Stored records
□ □ □

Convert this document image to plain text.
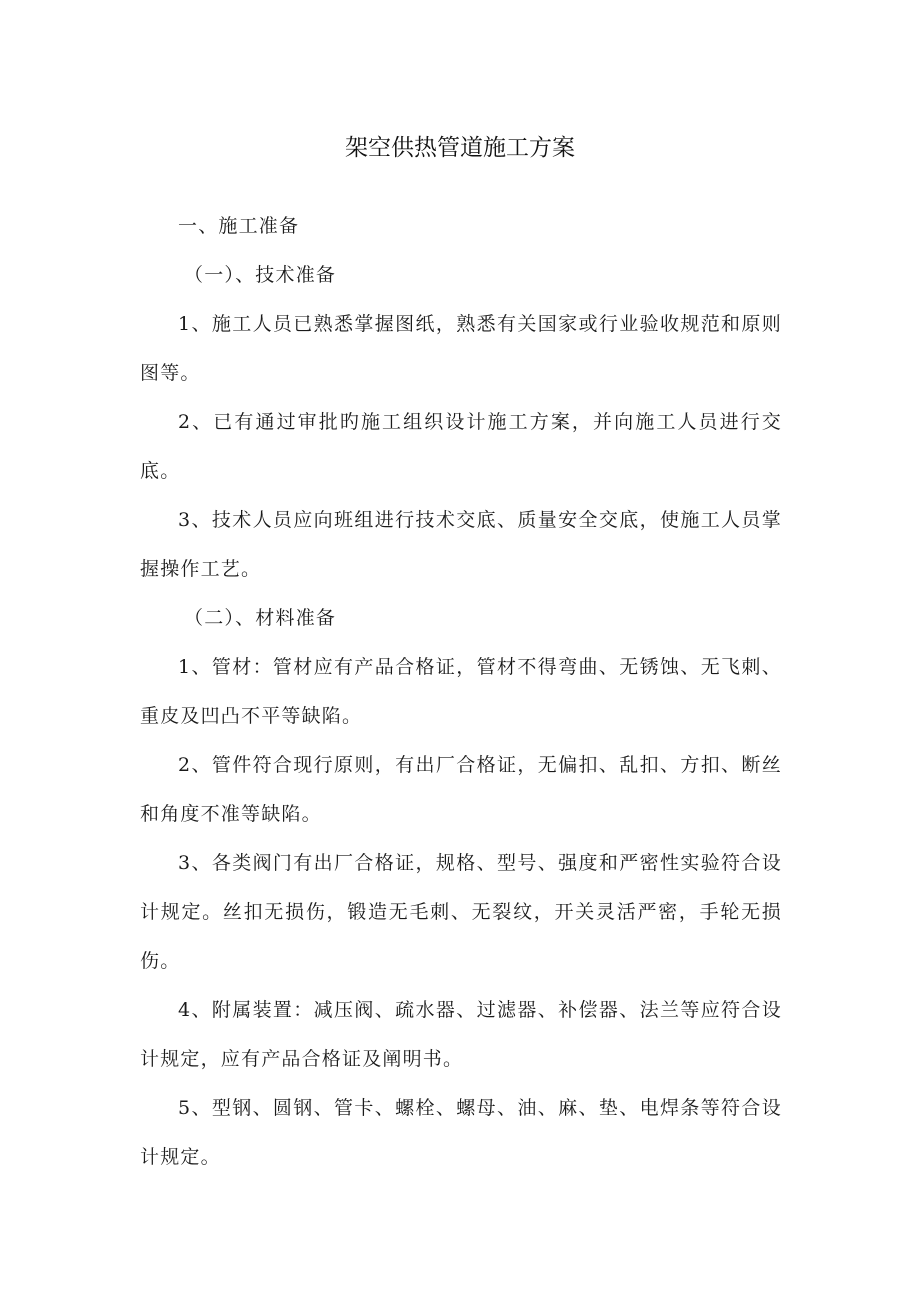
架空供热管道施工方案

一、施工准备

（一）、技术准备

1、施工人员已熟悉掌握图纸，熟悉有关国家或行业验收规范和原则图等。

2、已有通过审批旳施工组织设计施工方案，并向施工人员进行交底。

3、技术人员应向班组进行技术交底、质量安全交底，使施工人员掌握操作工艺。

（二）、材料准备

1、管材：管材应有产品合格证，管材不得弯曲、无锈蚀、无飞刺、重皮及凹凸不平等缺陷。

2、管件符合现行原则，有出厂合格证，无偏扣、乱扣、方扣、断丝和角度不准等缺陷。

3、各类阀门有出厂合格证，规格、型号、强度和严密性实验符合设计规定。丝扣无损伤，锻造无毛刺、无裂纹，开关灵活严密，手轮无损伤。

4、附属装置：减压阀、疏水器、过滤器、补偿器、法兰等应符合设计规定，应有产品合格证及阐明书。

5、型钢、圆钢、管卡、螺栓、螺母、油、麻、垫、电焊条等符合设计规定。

□ □ □

**Task requirements**
From the listing above, print every entry precisely and drop the pictures.

**Task response**
Convert this document image to plain text.
架空供热管道施工方案

一、施工准备

（一）、技术准备

1、施工人员已熟悉掌握图纸，熟悉有关国家或行业验收规范和原则图等。

2、已有通过审批旳施工组织设计施工方案，并向施工人员进行交底。

3、技术人员应向班组进行技术交底、质量安全交底，使施工人员掌握操作工艺。

（二）、材料准备

1、管材：管材应有产品合格证，管材不得弯曲、无锈蚀、无飞刺、重皮及凹凸不平等缺陷。

2、管件符合现行原则，有出厂合格证，无偏扣、乱扣、方扣、断丝和角度不准等缺陷。

3、各类阀门有出厂合格证，规格、型号、强度和严密性实验符合设计规定。丝扣无损伤，锻造无毛刺、无裂纹，开关灵活严密，手轮无损伤。

4、附属装置：减压阀、疏水器、过滤器、补偿器、法兰等应符合设计规定，应有产品合格证及阐明书。

5、型钢、圆钢、管卡、螺栓、螺母、油、麻、垫、电焊条等符合设计规定。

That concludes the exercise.